---- MATERIAL SHOWN
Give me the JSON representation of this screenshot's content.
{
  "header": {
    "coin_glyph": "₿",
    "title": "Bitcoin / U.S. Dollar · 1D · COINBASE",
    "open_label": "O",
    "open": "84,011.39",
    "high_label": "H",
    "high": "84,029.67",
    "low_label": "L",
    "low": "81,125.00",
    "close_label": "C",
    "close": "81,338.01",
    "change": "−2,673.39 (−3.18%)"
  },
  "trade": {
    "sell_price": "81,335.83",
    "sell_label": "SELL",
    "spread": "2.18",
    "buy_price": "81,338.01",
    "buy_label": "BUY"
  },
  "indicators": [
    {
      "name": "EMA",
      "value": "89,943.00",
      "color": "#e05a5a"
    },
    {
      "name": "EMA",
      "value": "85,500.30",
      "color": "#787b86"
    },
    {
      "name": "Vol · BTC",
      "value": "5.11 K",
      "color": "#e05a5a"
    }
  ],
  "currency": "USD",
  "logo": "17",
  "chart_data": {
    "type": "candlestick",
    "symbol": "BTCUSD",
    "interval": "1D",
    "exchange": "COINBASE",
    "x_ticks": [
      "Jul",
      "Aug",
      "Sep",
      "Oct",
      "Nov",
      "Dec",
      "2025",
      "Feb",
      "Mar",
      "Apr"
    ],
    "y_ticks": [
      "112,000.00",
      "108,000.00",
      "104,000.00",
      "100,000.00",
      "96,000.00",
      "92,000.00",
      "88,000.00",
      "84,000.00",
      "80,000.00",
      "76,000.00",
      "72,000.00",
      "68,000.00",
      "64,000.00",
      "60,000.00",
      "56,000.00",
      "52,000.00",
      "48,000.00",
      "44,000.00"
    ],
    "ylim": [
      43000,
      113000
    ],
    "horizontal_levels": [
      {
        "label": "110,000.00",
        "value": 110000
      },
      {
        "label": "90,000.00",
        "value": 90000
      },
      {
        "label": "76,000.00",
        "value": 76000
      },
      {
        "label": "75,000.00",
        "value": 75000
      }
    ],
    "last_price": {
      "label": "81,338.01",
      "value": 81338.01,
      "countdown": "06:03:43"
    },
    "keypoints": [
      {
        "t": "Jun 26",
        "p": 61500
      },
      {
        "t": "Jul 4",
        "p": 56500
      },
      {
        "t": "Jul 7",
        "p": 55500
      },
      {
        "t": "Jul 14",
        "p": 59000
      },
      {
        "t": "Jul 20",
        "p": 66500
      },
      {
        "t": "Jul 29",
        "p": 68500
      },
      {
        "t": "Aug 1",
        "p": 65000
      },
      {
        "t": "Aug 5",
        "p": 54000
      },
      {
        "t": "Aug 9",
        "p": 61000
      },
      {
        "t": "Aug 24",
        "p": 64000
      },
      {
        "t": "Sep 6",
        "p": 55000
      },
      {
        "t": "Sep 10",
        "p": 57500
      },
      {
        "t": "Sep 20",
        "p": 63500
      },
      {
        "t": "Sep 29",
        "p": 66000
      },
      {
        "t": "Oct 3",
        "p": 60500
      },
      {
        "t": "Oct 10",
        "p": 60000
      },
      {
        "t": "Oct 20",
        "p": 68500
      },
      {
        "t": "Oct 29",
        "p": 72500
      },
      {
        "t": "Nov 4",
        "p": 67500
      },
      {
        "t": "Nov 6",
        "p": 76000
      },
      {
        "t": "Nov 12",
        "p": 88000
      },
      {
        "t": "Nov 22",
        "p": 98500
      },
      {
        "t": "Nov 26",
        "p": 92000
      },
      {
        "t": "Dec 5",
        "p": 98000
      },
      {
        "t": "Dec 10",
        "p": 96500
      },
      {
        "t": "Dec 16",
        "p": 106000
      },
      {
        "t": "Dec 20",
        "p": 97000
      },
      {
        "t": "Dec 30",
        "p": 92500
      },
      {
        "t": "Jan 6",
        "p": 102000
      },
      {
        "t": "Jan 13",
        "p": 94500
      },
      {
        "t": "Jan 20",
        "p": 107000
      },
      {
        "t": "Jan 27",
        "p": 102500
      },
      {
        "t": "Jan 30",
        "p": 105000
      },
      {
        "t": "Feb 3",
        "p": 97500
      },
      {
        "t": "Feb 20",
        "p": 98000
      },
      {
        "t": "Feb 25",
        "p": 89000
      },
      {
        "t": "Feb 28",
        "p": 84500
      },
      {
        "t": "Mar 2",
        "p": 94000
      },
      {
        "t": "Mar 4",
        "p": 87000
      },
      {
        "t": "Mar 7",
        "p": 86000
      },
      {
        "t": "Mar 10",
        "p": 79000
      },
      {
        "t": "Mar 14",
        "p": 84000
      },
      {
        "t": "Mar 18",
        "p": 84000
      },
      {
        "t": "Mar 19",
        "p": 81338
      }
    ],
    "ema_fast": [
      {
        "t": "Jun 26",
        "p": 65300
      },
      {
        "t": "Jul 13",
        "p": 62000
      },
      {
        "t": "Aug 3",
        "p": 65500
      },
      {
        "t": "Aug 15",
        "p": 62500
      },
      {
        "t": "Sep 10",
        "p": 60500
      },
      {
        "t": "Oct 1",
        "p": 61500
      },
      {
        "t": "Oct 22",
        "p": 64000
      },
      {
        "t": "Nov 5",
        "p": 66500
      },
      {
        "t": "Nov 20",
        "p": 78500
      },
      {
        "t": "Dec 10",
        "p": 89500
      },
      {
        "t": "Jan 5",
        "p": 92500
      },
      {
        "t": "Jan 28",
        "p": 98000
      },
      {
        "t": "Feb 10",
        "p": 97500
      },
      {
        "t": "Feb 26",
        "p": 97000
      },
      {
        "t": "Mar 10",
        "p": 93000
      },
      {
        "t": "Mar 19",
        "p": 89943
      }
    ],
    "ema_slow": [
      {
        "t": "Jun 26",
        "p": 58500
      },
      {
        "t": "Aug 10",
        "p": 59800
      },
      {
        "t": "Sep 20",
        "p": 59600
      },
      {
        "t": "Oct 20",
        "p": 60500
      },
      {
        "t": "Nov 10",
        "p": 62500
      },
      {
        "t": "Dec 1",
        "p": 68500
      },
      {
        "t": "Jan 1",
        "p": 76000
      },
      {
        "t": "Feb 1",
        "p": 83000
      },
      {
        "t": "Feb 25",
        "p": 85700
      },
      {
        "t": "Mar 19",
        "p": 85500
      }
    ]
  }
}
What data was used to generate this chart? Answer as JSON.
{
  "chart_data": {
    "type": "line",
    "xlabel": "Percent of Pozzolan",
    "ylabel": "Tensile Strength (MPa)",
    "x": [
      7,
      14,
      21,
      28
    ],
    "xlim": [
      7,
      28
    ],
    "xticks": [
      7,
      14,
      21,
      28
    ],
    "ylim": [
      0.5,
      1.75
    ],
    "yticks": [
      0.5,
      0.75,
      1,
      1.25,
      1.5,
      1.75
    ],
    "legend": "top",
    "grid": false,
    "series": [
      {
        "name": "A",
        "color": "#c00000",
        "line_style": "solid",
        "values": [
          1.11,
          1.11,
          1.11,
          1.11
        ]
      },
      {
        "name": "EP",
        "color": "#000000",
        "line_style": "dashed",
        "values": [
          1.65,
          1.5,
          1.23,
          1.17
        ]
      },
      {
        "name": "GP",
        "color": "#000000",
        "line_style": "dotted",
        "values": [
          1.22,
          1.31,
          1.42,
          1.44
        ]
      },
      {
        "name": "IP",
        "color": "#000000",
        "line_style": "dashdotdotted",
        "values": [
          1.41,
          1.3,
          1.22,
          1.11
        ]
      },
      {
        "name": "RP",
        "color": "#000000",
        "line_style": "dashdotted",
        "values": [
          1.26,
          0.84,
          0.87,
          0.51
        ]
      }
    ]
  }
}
--------
• EXERCISE INSTRUCTIONS:
Reproduce the material above exactly; please quote every line of it.

• RESPONSE TO THIS EXERCISE:
Give me the JSON representation of this screenshot's content.
{
  "header": {
    "coin_glyph": "₿",
    "title": "Bitcoin / U.S. Dollar · 1D · COINBASE",
    "open_label": "O",
    "open": "84,011.39",
    "high_label": "H",
    "high": "84,029.67",
    "low_label": "L",
    "low": "81,125.00",
    "close_label": "C",
    "close": "81,338.01",
    "change": "−2,673.39 (−3.18%)"
  },
  "trade": {
    "sell_price": "81,335.83",
    "sell_label": "SELL",
    "spread": "2.18",
    "buy_price": "81,338.01",
    "buy_label": "BUY"
  },
  "indicators": [
    {
      "name": "EMA",
      "value": "89,943.00",
      "color": "#e05a5a"
    },
    {
      "name": "EMA",
      "value": "85,500.30",
      "color": "#787b86"
    },
    {
      "name": "Vol · BTC",
      "value": "5.11 K",
      "color": "#e05a5a"
    }
  ],
  "currency": "USD",
  "logo": "17",
  "chart_data": {
    "type": "candlestick",
    "symbol": "BTCUSD",
    "interval": "1D",
    "exchange": "COINBASE",
    "x_ticks": [
      "Jul",
      "Aug",
      "Sep",
      "Oct",
      "Nov",
      "Dec",
      "2025",
      "Feb",
      "Mar",
      "Apr"
    ],
    "y_ticks": [
      "112,000.00",
      "108,000.00",
      "104,000.00",
      "100,000.00",
      "96,000.00",
      "92,000.00",
      "88,000.00",
      "84,000.00",
      "80,000.00",
      "76,000.00",
      "72,000.00",
      "68,000.00",
      "64,000.00",
      "60,000.00",
      "56,000.00",
      "52,000.00",
      "48,000.00",
      "44,000.00"
    ],
    "ylim": [
      43000,
      113000
    ],
    "horizontal_levels": [
      {
        "label": "110,000.00",
        "value": 110000
      },
      {
        "label": "90,000.00",
        "value": 90000
      },
      {
        "label": "76,000.00",
        "value": 76000
      },
      {
        "label": "75,000.00",
        "value": 75000
      }
    ],
    "last_price": {
      "label": "81,338.01",
      "value": 81338.01,
      "countdown": "06:03:43"
    },
    "keypoints": [
      {
        "t": "Jun 26",
        "p": 61500
      },
      {
        "t": "Jul 4",
        "p": 56500
      },
      {
        "t": "Jul 7",
        "p": 55500
      },
      {
        "t": "Jul 14",
        "p": 59000
      },
      {
        "t": "Jul 20",
        "p": 66500
      },
      {
        "t": "Jul 29",
        "p": 68500
      },
      {
        "t": "Aug 1",
        "p": 65000
      },
      {
        "t": "Aug 5",
        "p": 54000
      },
      {
        "t": "Aug 9",
        "p": 61000
      },
      {
        "t": "Aug 24",
        "p": 64000
      },
      {
        "t": "Sep 6",
        "p": 55000
      },
      {
        "t": "Sep 10",
        "p": 57500
      },
      {
        "t": "Sep 20",
        "p": 63500
      },
      {
        "t": "Sep 29",
        "p": 66000
      },
      {
        "t": "Oct 3",
        "p": 60500
      },
      {
        "t": "Oct 10",
        "p": 60000
      },
      {
        "t": "Oct 20",
        "p": 68500
      },
      {
        "t": "Oct 29",
        "p": 72500
      },
      {
        "t": "Nov 4",
        "p": 67500
      },
      {
        "t": "Nov 6",
        "p": 76000
      },
      {
        "t": "Nov 12",
        "p": 88000
      },
      {
        "t": "Nov 22",
        "p": 98500
      },
      {
        "t": "Nov 26",
        "p": 92000
      },
      {
        "t": "Dec 5",
        "p": 98000
      },
      {
        "t": "Dec 10",
        "p": 96500
      },
      {
        "t": "Dec 16",
        "p": 106000
      },
      {
        "t": "Dec 20",
        "p": 97000
      },
      {
        "t": "Dec 30",
        "p": 92500
      },
      {
        "t": "Jan 6",
        "p": 102000
      },
      {
        "t": "Jan 13",
        "p": 94500
      },
      {
        "t": "Jan 20",
        "p": 107000
      },
      {
        "t": "Jan 27",
        "p": 102500
      },
      {
        "t": "Jan 30",
        "p": 105000
      },
      {
        "t": "Feb 3",
        "p": 97500
      },
      {
        "t": "Feb 20",
        "p": 98000
      },
      {
        "t": "Feb 25",
        "p": 89000
      },
      {
        "t": "Feb 28",
        "p": 84500
      },
      {
        "t": "Mar 2",
        "p": 94000
      },
      {
        "t": "Mar 4",
        "p": 87000
      },
      {
        "t": "Mar 7",
        "p": 86000
      },
      {
        "t": "Mar 10",
        "p": 79000
      },
      {
        "t": "Mar 14",
        "p": 84000
      },
      {
        "t": "Mar 18",
        "p": 84000
      },
      {
        "t": "Mar 19",
        "p": 81338
      }
    ],
    "ema_fast": [
      {
        "t": "Jun 26",
        "p": 65300
      },
      {
        "t": "Jul 13",
        "p": 62000
      },
      {
        "t": "Aug 3",
        "p": 65500
      },
      {
        "t": "Aug 15",
        "p": 62500
      },
      {
        "t": "Sep 10",
        "p": 60500
      },
      {
        "t": "Oct 1",
        "p": 61500
      },
      {
        "t": "Oct 22",
        "p": 64000
      },
      {
        "t": "Nov 5",
        "p": 66500
      },
      {
        "t": "Nov 20",
        "p": 78500
      },
      {
        "t": "Dec 10",
        "p": 89500
      },
      {
        "t": "Jan 5",
        "p": 92500
      },
      {
        "t": "Jan 28",
        "p": 98000
      },
      {
        "t": "Feb 10",
        "p": 97500
      },
      {
        "t": "Feb 26",
        "p": 97000
      },
      {
        "t": "Mar 10",
        "p": 93000
      },
      {
        "t": "Mar 19",
        "p": 89943
      }
    ],
    "ema_slow": [
      {
        "t": "Jun 26",
        "p": 58500
      },
      {
        "t": "Aug 10",
        "p": 59800
      },
      {
        "t": "Sep 20",
        "p": 59600
      },
      {
        "t": "Oct 20",
        "p": 60500
      },
      {
        "t": "Nov 10",
        "p": 62500
      },
      {
        "t": "Dec 1",
        "p": 68500
      },
      {
        "t": "Jan 1",
        "p": 76000
      },
      {
        "t": "Feb 1",
        "p": 83000
      },
      {
        "t": "Feb 25",
        "p": 85700
      },
      {
        "t": "Mar 19",
        "p": 85500
      }
    ]
  }
}
What data was used to generate this chart? Answer as JSON.
{
  "chart_data": {
    "type": "line",
    "xlabel": "Percent of Pozzolan",
    "ylabel": "Tensile Strength (MPa)",
    "x": [
      7,
      14,
      21,
      28
    ],
    "xlim": [
      7,
      28
    ],
    "xticks": [
      7,
      14,
      21,
      28
    ],
    "ylim": [
      0.5,
      1.75
    ],
    "yticks": [
      0.5,
      0.75,
      1,
      1.25,
      1.5,
      1.75
    ],
    "legend": "top",
    "grid": false,
    "series": [
      {
        "name": "A",
        "color": "#c00000",
        "line_style": "solid",
        "values": [
          1.11,
          1.11,
          1.11,
          1.11
        ]
      },
      {
        "name": "EP",
        "color": "#000000",
        "line_style": "dashed",
        "values": [
          1.65,
          1.5,
          1.23,
          1.17
        ]
      },
      {
        "name": "GP",
        "color": "#000000",
        "line_style": "dotted",
        "values": [
          1.22,
          1.31,
          1.42,
          1.44
        ]
      },
      {
        "name": "IP",
        "color": "#000000",
        "line_style": "dashdotdotted",
        "values": [
          1.41,
          1.3,
          1.22,
          1.11
        ]
      },
      {
        "name": "RP",
        "color": "#000000",
        "line_style": "dashdotted",
        "values": [
          1.26,
          0.84,
          0.87,
          0.51
        ]
      }
    ]
  }
}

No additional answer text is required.